(Figure record extracts)
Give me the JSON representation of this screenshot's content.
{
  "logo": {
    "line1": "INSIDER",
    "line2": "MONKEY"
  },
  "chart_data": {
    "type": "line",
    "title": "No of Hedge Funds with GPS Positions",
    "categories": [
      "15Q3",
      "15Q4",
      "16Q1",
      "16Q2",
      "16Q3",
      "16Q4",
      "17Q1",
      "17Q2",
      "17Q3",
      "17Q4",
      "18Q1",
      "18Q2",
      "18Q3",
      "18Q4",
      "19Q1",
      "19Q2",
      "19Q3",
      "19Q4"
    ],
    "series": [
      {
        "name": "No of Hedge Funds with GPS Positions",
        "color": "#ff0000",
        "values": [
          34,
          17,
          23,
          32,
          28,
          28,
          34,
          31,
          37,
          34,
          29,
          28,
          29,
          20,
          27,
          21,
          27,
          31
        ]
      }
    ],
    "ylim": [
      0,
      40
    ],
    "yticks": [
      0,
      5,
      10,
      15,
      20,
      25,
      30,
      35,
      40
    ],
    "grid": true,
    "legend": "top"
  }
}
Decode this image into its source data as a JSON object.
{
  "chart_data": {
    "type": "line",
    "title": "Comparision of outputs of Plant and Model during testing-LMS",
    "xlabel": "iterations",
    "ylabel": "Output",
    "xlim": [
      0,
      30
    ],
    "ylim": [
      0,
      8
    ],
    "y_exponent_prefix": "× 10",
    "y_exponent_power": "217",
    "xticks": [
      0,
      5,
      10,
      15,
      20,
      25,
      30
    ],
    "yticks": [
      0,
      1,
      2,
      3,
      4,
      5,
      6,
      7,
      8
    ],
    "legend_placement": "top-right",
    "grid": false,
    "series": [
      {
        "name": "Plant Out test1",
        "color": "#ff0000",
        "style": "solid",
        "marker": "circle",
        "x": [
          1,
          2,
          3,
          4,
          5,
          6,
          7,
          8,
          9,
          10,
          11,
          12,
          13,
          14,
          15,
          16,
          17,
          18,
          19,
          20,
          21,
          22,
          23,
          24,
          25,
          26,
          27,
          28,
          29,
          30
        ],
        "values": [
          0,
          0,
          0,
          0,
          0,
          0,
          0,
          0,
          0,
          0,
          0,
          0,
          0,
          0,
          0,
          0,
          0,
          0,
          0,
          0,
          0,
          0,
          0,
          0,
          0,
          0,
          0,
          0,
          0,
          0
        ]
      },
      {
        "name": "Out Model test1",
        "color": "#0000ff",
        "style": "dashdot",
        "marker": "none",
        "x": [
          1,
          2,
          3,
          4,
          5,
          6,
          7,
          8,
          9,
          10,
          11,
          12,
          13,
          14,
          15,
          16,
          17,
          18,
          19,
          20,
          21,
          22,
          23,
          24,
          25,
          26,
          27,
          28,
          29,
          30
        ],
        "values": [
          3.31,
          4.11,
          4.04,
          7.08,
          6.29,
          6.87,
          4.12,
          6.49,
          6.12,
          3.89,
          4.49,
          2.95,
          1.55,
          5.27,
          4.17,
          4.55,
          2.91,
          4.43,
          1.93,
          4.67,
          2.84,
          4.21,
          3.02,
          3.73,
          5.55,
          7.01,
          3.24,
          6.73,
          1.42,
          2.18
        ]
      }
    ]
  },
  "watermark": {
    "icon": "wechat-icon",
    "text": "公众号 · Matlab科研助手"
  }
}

What to produce |
Extract every record. Keep wording exact.

Worked answer |
Give me the JSON representation of this screenshot's content.
{
  "logo": {
    "line1": "INSIDER",
    "line2": "MONKEY"
  },
  "chart_data": {
    "type": "line",
    "title": "No of Hedge Funds with GPS Positions",
    "categories": [
      "15Q3",
      "15Q4",
      "16Q1",
      "16Q2",
      "16Q3",
      "16Q4",
      "17Q1",
      "17Q2",
      "17Q3",
      "17Q4",
      "18Q1",
      "18Q2",
      "18Q3",
      "18Q4",
      "19Q1",
      "19Q2",
      "19Q3",
      "19Q4"
    ],
    "series": [
      {
        "name": "No of Hedge Funds with GPS Positions",
        "color": "#ff0000",
        "values": [
          34,
          17,
          23,
          32,
          28,
          28,
          34,
          31,
          37,
          34,
          29,
          28,
          29,
          20,
          27,
          21,
          27,
          31
        ]
      }
    ],
    "ylim": [
      0,
      40
    ],
    "yticks": [
      0,
      5,
      10,
      15,
      20,
      25,
      30,
      35,
      40
    ],
    "grid": true,
    "legend": "top"
  }
}
Decode this image into its source data as a JSON object.
{
  "chart_data": {
    "type": "line",
    "title": "Comparision of outputs of Plant and Model during testing-LMS",
    "xlabel": "iterations",
    "ylabel": "Output",
    "xlim": [
      0,
      30
    ],
    "ylim": [
      0,
      8
    ],
    "y_exponent_prefix": "× 10",
    "y_exponent_power": "217",
    "xticks": [
      0,
      5,
      10,
      15,
      20,
      25,
      30
    ],
    "yticks": [
      0,
      1,
      2,
      3,
      4,
      5,
      6,
      7,
      8
    ],
    "legend_placement": "top-right",
    "grid": false,
    "series": [
      {
        "name": "Plant Out test1",
        "color": "#ff0000",
        "style": "solid",
        "marker": "circle",
        "x": [
          1,
          2,
          3,
          4,
          5,
          6,
          7,
          8,
          9,
          10,
          11,
          12,
          13,
          14,
          15,
          16,
          17,
          18,
          19,
          20,
          21,
          22,
          23,
          24,
          25,
          26,
          27,
          28,
          29,
          30
        ],
        "values": [
          0,
          0,
          0,
          0,
          0,
          0,
          0,
          0,
          0,
          0,
          0,
          0,
          0,
          0,
          0,
          0,
          0,
          0,
          0,
          0,
          0,
          0,
          0,
          0,
          0,
          0,
          0,
          0,
          0,
          0
        ]
      },
      {
        "name": "Out Model test1",
        "color": "#0000ff",
        "style": "dashdot",
        "marker": "none",
        "x": [
          1,
          2,
          3,
          4,
          5,
          6,
          7,
          8,
          9,
          10,
          11,
          12,
          13,
          14,
          15,
          16,
          17,
          18,
          19,
          20,
          21,
          22,
          23,
          24,
          25,
          26,
          27,
          28,
          29,
          30
        ],
        "values": [
          3.31,
          4.11,
          4.04,
          7.08,
          6.29,
          6.87,
          4.12,
          6.49,
          6.12,
          3.89,
          4.49,
          2.95,
          1.55,
          5.27,
          4.17,
          4.55,
          2.91,
          4.43,
          1.93,
          4.67,
          2.84,
          4.21,
          3.02,
          3.73,
          5.55,
          7.01,
          3.24,
          6.73,
          1.42,
          2.18
        ]
      }
    ]
  },
  "watermark": {
    "icon": "wechat-icon",
    "text": "公众号 · Matlab科研助手"
  }
}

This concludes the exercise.